Find each line containing the string "Abfalls". Copy it.

+++ DATASET

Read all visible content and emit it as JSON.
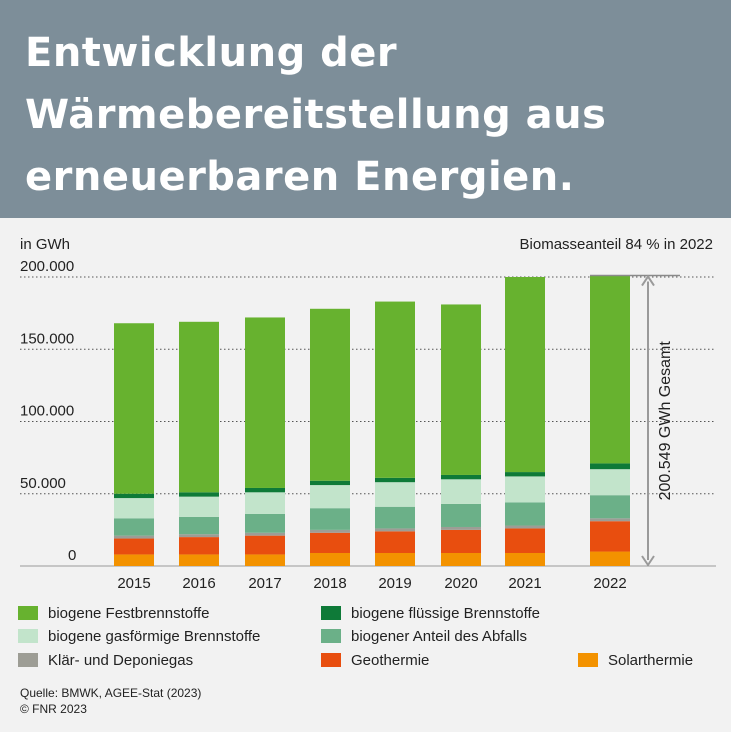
{
  "header": {
    "title_line1": "Entwicklung der",
    "title_line2": "Wärmebereitstellung aus",
    "title_line3": "erneuerbaren Energien."
  },
  "chart_data": {
    "type": "bar",
    "stacked": true,
    "unit_label": "in GWh",
    "annotation_top_right": "Biomasseanteil 84 % in 2022",
    "total_annotation": "200.549 GWh Gesamt",
    "categories": [
      "2015",
      "2016",
      "2017",
      "2018",
      "2019",
      "2020",
      "2021",
      "2022"
    ],
    "ylim": [
      0,
      200000
    ],
    "yticks": [
      0,
      50000,
      100000,
      150000,
      200000
    ],
    "ytick_labels": [
      "0",
      "50.000",
      "100.000",
      "150.000",
      "200.000"
    ],
    "grid": true,
    "series": [
      {
        "name": "Solarthermie",
        "color": "#f39200",
        "values": [
          8000,
          8000,
          8000,
          9000,
          9000,
          9000,
          9000,
          10000
        ]
      },
      {
        "name": "Geothermie",
        "color": "#e84e0f",
        "values": [
          11000,
          12000,
          13000,
          14000,
          15000,
          16000,
          17000,
          21000
        ]
      },
      {
        "name": "Klär- und Deponiegas",
        "color": "#9d9d95",
        "values": [
          2000,
          2000,
          2000,
          2000,
          2000,
          2000,
          2000,
          2000
        ]
      },
      {
        "name": "biogener Anteil des Abfalls",
        "color": "#6bb088",
        "values": [
          12000,
          12000,
          13000,
          15000,
          15000,
          16000,
          16000,
          16000
        ]
      },
      {
        "name": "biogene gasförmige Brennstoffe",
        "color": "#c2e4cb",
        "values": [
          14000,
          14000,
          15000,
          16000,
          17000,
          17000,
          18000,
          18000
        ]
      },
      {
        "name": "biogene flüssige Brennstoffe",
        "color": "#0e7a38",
        "values": [
          3000,
          3000,
          3000,
          3000,
          3000,
          3000,
          3000,
          4000
        ]
      },
      {
        "name": "biogene Festbrennstoffe",
        "color": "#67b22f",
        "values": [
          118000,
          118000,
          118000,
          119000,
          122000,
          118000,
          135000,
          130000
        ]
      }
    ]
  },
  "legend": [
    {
      "label": "biogene Festbrennstoffe",
      "color": "#67b22f"
    },
    {
      "label": "biogene flüssige Brennstoffe",
      "color": "#0e7a38"
    },
    {
      "label": "biogene gasförmige Brennstoffe",
      "color": "#c2e4cb"
    },
    {
      "label": "biogener Anteil des Abfalls",
      "color": "#6bb088"
    },
    {
      "label": "Klär- und Deponiegas",
      "color": "#9d9d95"
    },
    {
      "label": "Geothermie",
      "color": "#e84e0f"
    },
    {
      "label": "Solarthermie",
      "color": "#f39200"
    }
  ],
  "source": {
    "line1": "Quelle: BMWK, AGEE-Stat (2023)",
    "line2": "© FNR 2023"
  }
}
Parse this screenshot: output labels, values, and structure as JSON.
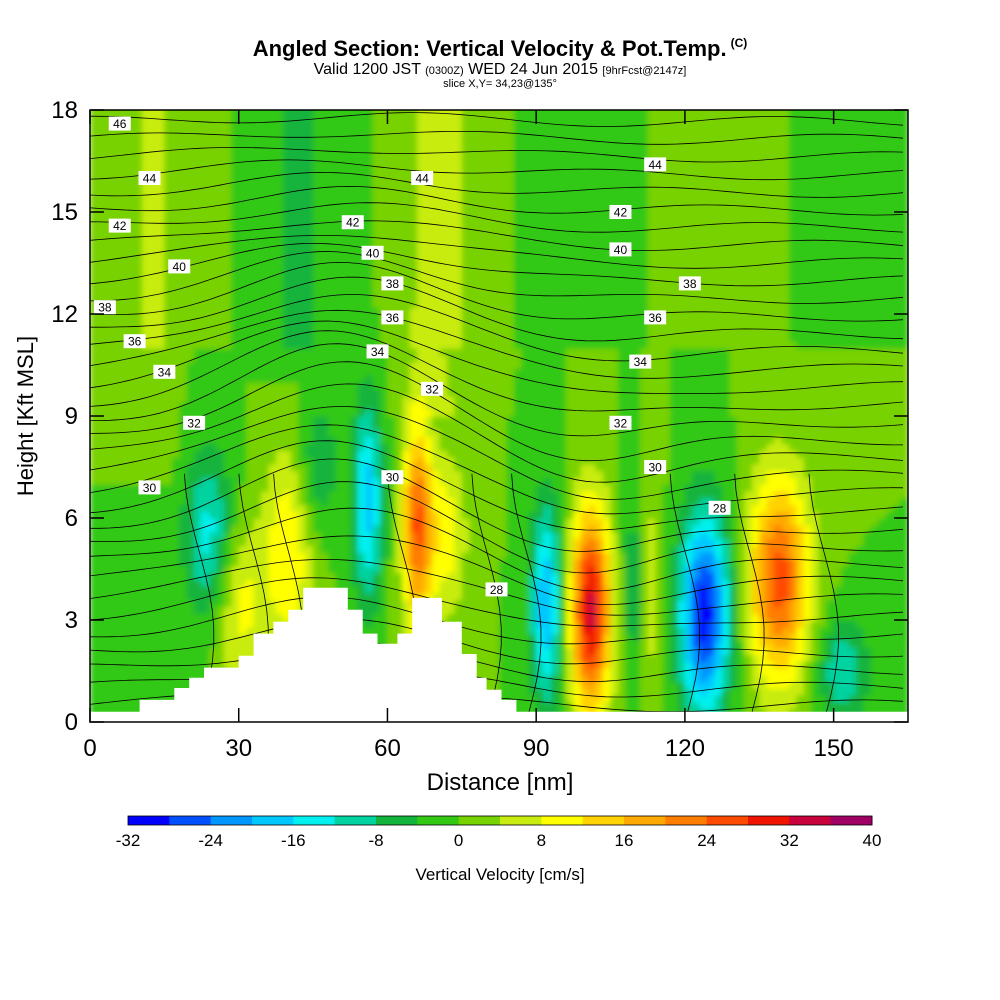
{
  "chart_data": {
    "type": "heatmap",
    "title": "Angled Section: Vertical Velocity & Pot.Temp.",
    "title_unit": "(C)",
    "subtitle_valid": "Valid 1200 JST",
    "subtitle_utc": "(0300Z)",
    "subtitle_date": "WED 24 Jun 2015",
    "subtitle_fcst": "[9hrFcst@2147z]",
    "subtitle_slice": "slice X,Y= 34,23@135°",
    "xlabel": "Distance [nm]",
    "ylabel": "Height [Kft MSL]",
    "xlim": [
      0,
      165
    ],
    "ylim": [
      0,
      18
    ],
    "xticks": [
      0,
      30,
      60,
      90,
      120,
      150
    ],
    "yticks": [
      0,
      3,
      6,
      9,
      12,
      15,
      18
    ],
    "colorbar": {
      "label": "Vertical Velocity [cm/s]",
      "ticks": [
        -32,
        -24,
        -16,
        -8,
        0,
        8,
        16,
        24,
        32,
        40
      ],
      "levels": [
        -32,
        -28,
        -24,
        -20,
        -16,
        -12,
        -8,
        -4,
        0,
        4,
        8,
        12,
        16,
        20,
        24,
        28,
        32,
        36,
        40
      ],
      "colors": [
        "#0000ff",
        "#0050ff",
        "#0096ff",
        "#00c8ff",
        "#00f0f0",
        "#00d2a0",
        "#14b43c",
        "#32c814",
        "#78d200",
        "#c8ec10",
        "#ffff00",
        "#ffd200",
        "#ffaa00",
        "#ff7d00",
        "#ff4b00",
        "#f01400",
        "#c8003c",
        "#a00064",
        "#780096"
      ]
    },
    "terrain": [
      [
        0,
        0.3
      ],
      [
        10,
        0.3
      ],
      [
        10,
        0.65
      ],
      [
        17,
        0.65
      ],
      [
        17,
        1.0
      ],
      [
        20,
        1.0
      ],
      [
        20,
        1.3
      ],
      [
        23,
        1.3
      ],
      [
        23,
        1.6
      ],
      [
        30,
        1.6
      ],
      [
        30,
        1.95
      ],
      [
        33,
        1.95
      ],
      [
        33,
        2.6
      ],
      [
        37,
        2.6
      ],
      [
        37,
        2.95
      ],
      [
        40,
        2.95
      ],
      [
        40,
        3.3
      ],
      [
        43,
        3.3
      ],
      [
        43,
        3.95
      ],
      [
        52,
        3.95
      ],
      [
        52,
        3.3
      ],
      [
        55,
        3.3
      ],
      [
        55,
        2.6
      ],
      [
        58,
        2.6
      ],
      [
        58,
        2.3
      ],
      [
        62,
        2.3
      ],
      [
        62,
        2.6
      ],
      [
        65,
        2.6
      ],
      [
        65,
        3.65
      ],
      [
        71,
        3.65
      ],
      [
        71,
        2.95
      ],
      [
        75,
        2.95
      ],
      [
        75,
        2.0
      ],
      [
        78,
        2.0
      ],
      [
        78,
        1.3
      ],
      [
        80,
        1.3
      ],
      [
        80,
        0.95
      ],
      [
        83,
        0.95
      ],
      [
        83,
        0.65
      ],
      [
        86,
        0.65
      ],
      [
        86,
        0.3
      ],
      [
        165,
        0.3
      ]
    ],
    "vertical_velocity_features": [
      {
        "x": 24,
        "z": 5.5,
        "w": -14,
        "shape": [
          5,
          2.5
        ]
      },
      {
        "x": 30,
        "z": 3.5,
        "w": 10,
        "shape": [
          5,
          2.5
        ]
      },
      {
        "x": 40,
        "z": 5.0,
        "w": 12,
        "shape": [
          5,
          3.0
        ]
      },
      {
        "x": 46,
        "z": 7.5,
        "w": -8,
        "shape": [
          4,
          2.0
        ]
      },
      {
        "x": 56,
        "z": 6.5,
        "w": -18,
        "shape": [
          3,
          3.0
        ]
      },
      {
        "x": 66,
        "z": 5.8,
        "w": 25,
        "shape": [
          3,
          3.0
        ]
      },
      {
        "x": 72,
        "z": 5.5,
        "w": 10,
        "shape": [
          4,
          2.5
        ]
      },
      {
        "x": 92,
        "z": 3.5,
        "w": -20,
        "shape": [
          3,
          3.0
        ]
      },
      {
        "x": 101,
        "z": 3.3,
        "w": 33,
        "shape": [
          4,
          3.0
        ]
      },
      {
        "x": 110,
        "z": 4.0,
        "w": -8,
        "shape": [
          2.5,
          3.0
        ]
      },
      {
        "x": 113,
        "z": 4.0,
        "w": 8,
        "shape": [
          2.5,
          3.0
        ]
      },
      {
        "x": 124,
        "z": 3.2,
        "w": -30,
        "shape": [
          5,
          3.0
        ]
      },
      {
        "x": 139,
        "z": 4.2,
        "w": 26,
        "shape": [
          6,
          3.0
        ]
      },
      {
        "x": 152,
        "z": 1.5,
        "w": -12,
        "shape": [
          5,
          1.5
        ]
      }
    ],
    "theta_contour_labels": [
      {
        "x": 6,
        "z": 17.6,
        "t": "46"
      },
      {
        "x": 12,
        "z": 16.0,
        "t": "44"
      },
      {
        "x": 6,
        "z": 14.6,
        "t": "42"
      },
      {
        "x": 18,
        "z": 13.4,
        "t": "40"
      },
      {
        "x": 3,
        "z": 12.2,
        "t": "38"
      },
      {
        "x": 9,
        "z": 11.2,
        "t": "36"
      },
      {
        "x": 15,
        "z": 10.3,
        "t": "34"
      },
      {
        "x": 21,
        "z": 8.8,
        "t": "32"
      },
      {
        "x": 12,
        "z": 6.9,
        "t": "30"
      },
      {
        "x": 53,
        "z": 14.7,
        "t": "42"
      },
      {
        "x": 57,
        "z": 13.8,
        "t": "40"
      },
      {
        "x": 61,
        "z": 12.9,
        "t": "38"
      },
      {
        "x": 61,
        "z": 11.9,
        "t": "36"
      },
      {
        "x": 58,
        "z": 10.9,
        "t": "34"
      },
      {
        "x": 67,
        "z": 16.0,
        "t": "44"
      },
      {
        "x": 69,
        "z": 9.8,
        "t": "32"
      },
      {
        "x": 61,
        "z": 7.2,
        "t": "30"
      },
      {
        "x": 82,
        "z": 3.9,
        "t": "28"
      },
      {
        "x": 107,
        "z": 15.0,
        "t": "42"
      },
      {
        "x": 107,
        "z": 13.9,
        "t": "40"
      },
      {
        "x": 114,
        "z": 16.4,
        "t": "44"
      },
      {
        "x": 121,
        "z": 12.9,
        "t": "38"
      },
      {
        "x": 114,
        "z": 11.9,
        "t": "36"
      },
      {
        "x": 111,
        "z": 10.6,
        "t": "34"
      },
      {
        "x": 107,
        "z": 8.8,
        "t": "32"
      },
      {
        "x": 114,
        "z": 7.5,
        "t": "30"
      },
      {
        "x": 127,
        "z": 6.3,
        "t": "28"
      }
    ]
  }
}
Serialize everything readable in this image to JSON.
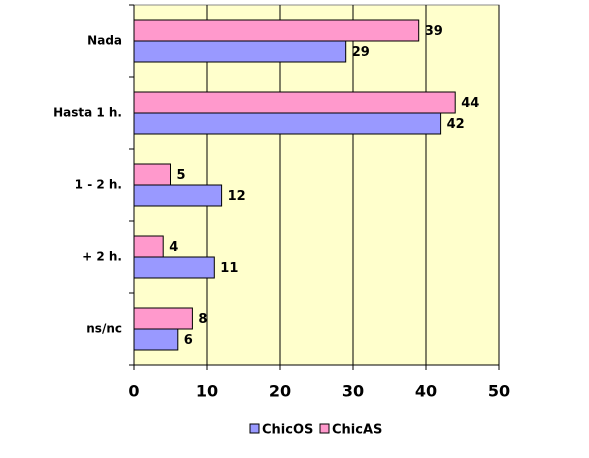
{
  "chart_data": {
    "type": "bar",
    "orientation": "horizontal",
    "categories": [
      "Nada",
      "Hasta 1 h.",
      "1 - 2 h.",
      "+ 2 h.",
      "ns/nc"
    ],
    "series": [
      {
        "name": "ChicOS",
        "color": "#9999ff",
        "values": [
          29,
          42,
          12,
          11,
          6
        ]
      },
      {
        "name": "ChicAS",
        "color": "#ff99cc",
        "values": [
          39,
          44,
          5,
          4,
          8
        ]
      }
    ],
    "xlim": [
      0,
      50
    ],
    "xticks": [
      0,
      10,
      20,
      30,
      40,
      50
    ],
    "grid": true,
    "plot_background": "#ffffcc",
    "legend": "bottom"
  }
}
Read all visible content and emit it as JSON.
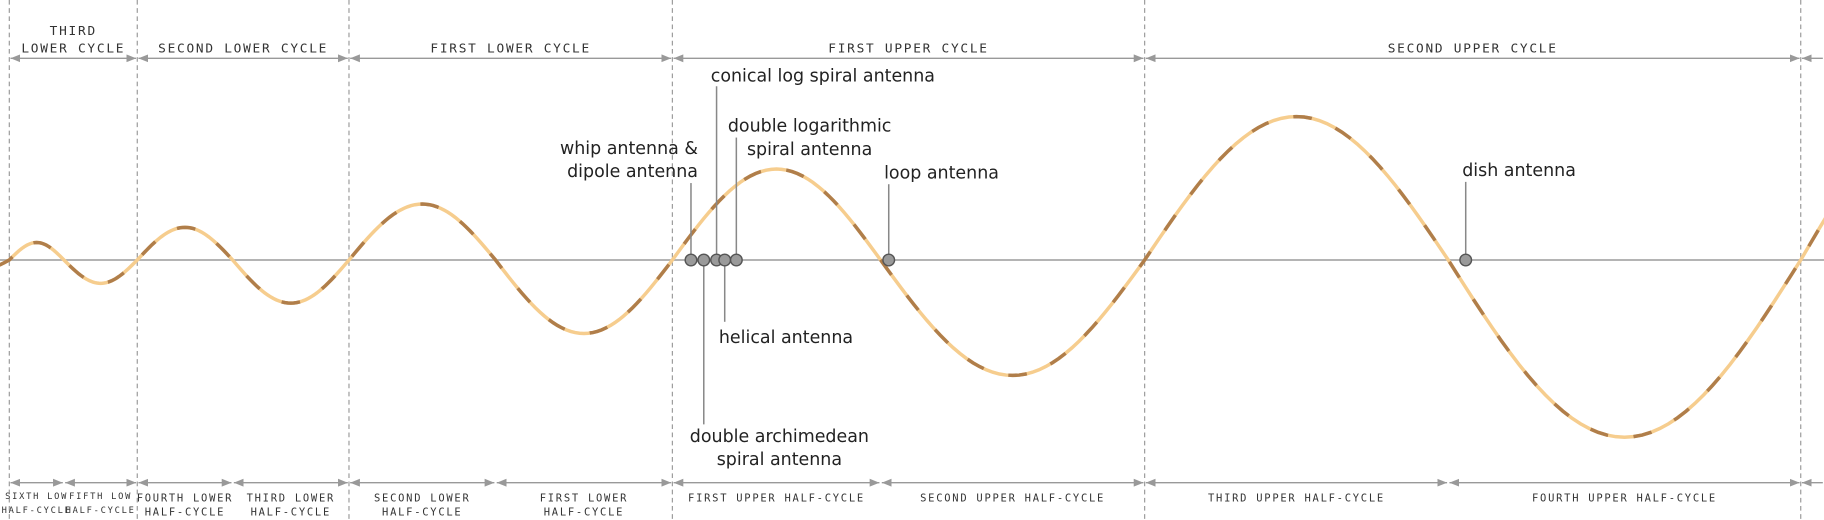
{
  "top_cycles": [
    {
      "lines": [
        "THIRD",
        "LOWER CYCLE"
      ]
    },
    {
      "lines": [
        "SECOND LOWER CYCLE"
      ]
    },
    {
      "lines": [
        "FIRST LOWER CYCLE"
      ]
    },
    {
      "lines": [
        "FIRST UPPER CYCLE"
      ]
    },
    {
      "lines": [
        "SECOND UPPER CYCLE"
      ]
    }
  ],
  "half_cycles": [
    {
      "lines": [
        "SIXTH LOW",
        "HALF-CYCLE"
      ]
    },
    {
      "lines": [
        "FIFTH LOW",
        "HALF-CYCLE"
      ]
    },
    {
      "lines": [
        "FOURTH LOWER",
        "HALF-CYCLE"
      ]
    },
    {
      "lines": [
        "THIRD LOWER",
        "HALF-CYCLE"
      ]
    },
    {
      "lines": [
        "SECOND LOWER",
        "HALF-CYCLE"
      ]
    },
    {
      "lines": [
        "FIRST LOWER",
        "HALF-CYCLE"
      ]
    },
    {
      "lines": [
        "FIRST UPPER HALF-CYCLE"
      ]
    },
    {
      "lines": [
        "SECOND UPPER HALF-CYCLE"
      ]
    },
    {
      "lines": [
        "THIRD UPPER HALF-CYCLE"
      ]
    },
    {
      "lines": [
        "FOURTH UPPER HALF-CYCLE"
      ]
    }
  ],
  "antennas": [
    {
      "lines": [
        "whip antenna &",
        "dipole antenna"
      ]
    },
    {
      "lines": [
        "double archimedean",
        "spiral antenna"
      ]
    },
    {
      "lines": [
        "conical log spiral antenna"
      ]
    },
    {
      "lines": [
        "helical antenna"
      ]
    },
    {
      "lines": [
        "double logarithmic",
        "spiral antenna"
      ]
    },
    {
      "lines": [
        "loop antenna"
      ]
    },
    {
      "lines": [
        "dish antenna"
      ]
    }
  ]
}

++++++

WORKED ANSWER:
        "name": "biogener Anteil des Abfalls",
      "label": "biogener Anteil des Abfalls",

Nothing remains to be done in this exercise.